Extracted material ::
..........

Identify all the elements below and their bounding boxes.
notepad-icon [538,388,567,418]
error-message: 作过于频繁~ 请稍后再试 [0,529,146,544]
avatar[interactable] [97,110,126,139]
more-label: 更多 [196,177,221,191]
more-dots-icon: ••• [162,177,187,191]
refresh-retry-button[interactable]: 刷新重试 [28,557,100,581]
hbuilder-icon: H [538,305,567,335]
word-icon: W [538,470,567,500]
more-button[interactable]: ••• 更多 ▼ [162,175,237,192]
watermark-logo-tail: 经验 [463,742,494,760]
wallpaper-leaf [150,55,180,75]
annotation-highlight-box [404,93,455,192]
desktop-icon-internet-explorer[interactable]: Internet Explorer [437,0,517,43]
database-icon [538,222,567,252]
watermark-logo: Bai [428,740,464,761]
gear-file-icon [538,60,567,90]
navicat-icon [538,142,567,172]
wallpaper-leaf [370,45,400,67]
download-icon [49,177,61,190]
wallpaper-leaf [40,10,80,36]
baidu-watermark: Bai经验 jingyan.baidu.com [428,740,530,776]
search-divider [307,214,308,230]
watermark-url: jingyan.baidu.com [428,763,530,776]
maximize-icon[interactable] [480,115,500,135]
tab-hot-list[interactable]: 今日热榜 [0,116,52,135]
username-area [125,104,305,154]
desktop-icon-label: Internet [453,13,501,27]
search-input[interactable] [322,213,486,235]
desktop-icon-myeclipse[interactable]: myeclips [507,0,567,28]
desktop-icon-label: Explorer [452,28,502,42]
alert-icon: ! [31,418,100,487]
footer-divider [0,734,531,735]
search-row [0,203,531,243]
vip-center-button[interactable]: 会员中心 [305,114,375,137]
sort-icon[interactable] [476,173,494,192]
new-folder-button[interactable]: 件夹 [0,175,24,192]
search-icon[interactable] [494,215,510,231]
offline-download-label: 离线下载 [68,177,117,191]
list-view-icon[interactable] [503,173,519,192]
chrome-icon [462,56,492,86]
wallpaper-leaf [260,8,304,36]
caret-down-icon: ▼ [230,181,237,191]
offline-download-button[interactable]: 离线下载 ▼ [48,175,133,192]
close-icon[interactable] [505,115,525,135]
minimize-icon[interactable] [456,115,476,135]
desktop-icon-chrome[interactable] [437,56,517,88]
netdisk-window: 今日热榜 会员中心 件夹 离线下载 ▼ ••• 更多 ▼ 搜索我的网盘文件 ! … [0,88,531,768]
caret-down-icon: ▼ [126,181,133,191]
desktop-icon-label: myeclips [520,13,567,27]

..........

Directions ::
How many lines in the rows above contain the string "search", counting case? Reply with the number alone.

Correct answer ::
4